Data entries

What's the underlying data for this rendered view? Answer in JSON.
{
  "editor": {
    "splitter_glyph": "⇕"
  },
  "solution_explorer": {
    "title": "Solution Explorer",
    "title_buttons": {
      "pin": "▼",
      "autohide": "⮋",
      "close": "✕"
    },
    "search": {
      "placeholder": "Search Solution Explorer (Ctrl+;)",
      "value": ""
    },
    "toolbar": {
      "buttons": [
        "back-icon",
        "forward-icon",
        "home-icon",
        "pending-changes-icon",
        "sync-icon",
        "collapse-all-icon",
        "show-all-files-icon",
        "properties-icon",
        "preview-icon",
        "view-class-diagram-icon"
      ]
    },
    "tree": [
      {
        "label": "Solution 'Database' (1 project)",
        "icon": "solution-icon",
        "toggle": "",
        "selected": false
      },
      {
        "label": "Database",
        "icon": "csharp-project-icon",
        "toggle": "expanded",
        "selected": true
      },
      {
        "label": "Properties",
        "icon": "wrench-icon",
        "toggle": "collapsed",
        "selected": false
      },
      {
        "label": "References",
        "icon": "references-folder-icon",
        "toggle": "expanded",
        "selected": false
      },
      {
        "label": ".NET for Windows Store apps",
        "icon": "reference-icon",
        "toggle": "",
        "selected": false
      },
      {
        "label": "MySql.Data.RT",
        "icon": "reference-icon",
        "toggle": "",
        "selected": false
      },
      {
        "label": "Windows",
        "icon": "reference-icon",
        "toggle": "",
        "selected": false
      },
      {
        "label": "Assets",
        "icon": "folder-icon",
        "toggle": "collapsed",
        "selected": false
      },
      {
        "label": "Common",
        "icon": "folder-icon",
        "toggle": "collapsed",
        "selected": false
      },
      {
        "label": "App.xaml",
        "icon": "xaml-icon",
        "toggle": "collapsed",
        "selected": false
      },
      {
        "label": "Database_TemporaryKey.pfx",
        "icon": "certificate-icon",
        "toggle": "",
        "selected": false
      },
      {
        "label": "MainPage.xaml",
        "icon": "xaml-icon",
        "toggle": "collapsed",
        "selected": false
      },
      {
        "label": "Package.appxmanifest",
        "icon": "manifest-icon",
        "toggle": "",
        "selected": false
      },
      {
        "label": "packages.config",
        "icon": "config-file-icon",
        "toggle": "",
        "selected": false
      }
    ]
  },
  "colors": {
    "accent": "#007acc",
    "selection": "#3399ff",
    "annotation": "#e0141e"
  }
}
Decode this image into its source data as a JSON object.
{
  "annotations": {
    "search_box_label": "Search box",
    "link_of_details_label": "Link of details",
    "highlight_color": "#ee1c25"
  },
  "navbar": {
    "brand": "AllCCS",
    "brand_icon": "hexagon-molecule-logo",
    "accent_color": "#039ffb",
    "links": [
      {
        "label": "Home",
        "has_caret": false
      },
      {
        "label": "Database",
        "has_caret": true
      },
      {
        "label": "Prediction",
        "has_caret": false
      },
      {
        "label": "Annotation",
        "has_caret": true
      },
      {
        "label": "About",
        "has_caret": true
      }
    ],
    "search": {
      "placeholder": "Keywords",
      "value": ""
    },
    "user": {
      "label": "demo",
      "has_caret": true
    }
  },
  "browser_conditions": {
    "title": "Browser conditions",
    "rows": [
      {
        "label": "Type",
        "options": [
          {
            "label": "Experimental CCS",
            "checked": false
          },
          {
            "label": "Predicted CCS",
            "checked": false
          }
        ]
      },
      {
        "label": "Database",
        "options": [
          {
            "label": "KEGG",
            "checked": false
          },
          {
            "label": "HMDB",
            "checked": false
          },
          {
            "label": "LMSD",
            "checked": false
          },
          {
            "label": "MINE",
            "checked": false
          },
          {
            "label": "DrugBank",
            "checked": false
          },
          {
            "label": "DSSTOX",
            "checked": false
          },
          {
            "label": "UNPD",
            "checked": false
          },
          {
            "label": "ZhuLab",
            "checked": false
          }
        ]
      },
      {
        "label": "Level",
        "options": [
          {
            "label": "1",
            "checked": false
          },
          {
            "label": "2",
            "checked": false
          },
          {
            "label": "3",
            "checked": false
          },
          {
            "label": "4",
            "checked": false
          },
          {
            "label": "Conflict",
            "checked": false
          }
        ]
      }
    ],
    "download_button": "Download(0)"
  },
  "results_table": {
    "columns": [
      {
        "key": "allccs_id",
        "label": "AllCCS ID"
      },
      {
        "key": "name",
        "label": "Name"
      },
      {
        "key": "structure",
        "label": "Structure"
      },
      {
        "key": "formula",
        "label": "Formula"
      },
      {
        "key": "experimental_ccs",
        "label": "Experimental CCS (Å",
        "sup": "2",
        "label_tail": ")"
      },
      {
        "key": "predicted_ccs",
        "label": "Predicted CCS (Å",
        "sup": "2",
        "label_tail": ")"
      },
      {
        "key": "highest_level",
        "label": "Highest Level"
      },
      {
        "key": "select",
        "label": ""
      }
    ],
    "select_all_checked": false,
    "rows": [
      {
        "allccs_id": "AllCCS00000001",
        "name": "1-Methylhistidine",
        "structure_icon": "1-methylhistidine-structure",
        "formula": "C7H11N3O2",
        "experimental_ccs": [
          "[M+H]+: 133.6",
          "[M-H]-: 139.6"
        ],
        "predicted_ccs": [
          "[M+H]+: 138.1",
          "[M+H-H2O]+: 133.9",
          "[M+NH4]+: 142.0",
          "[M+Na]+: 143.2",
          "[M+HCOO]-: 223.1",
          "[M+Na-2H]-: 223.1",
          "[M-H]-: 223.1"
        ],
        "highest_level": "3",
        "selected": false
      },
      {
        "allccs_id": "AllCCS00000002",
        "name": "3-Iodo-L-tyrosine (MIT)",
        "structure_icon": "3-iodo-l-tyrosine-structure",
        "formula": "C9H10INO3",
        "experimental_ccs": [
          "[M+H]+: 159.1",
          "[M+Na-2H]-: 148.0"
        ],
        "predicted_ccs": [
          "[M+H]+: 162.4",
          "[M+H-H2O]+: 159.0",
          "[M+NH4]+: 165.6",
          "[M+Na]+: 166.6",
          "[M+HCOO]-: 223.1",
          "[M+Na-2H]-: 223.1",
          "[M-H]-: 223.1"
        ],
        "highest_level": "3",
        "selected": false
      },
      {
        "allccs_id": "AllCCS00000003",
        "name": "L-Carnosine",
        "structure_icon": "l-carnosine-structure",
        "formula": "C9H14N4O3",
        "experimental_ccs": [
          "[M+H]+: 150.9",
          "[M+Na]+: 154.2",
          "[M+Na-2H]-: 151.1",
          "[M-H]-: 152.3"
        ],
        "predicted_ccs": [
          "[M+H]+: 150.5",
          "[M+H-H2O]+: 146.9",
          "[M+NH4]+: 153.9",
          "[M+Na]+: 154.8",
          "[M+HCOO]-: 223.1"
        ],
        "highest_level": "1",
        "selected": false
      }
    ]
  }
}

WRITTEN EXERCISE:
What is the number of lines in these records that contain "Windows"? Reply with the number only.

TASK ANSWER:
2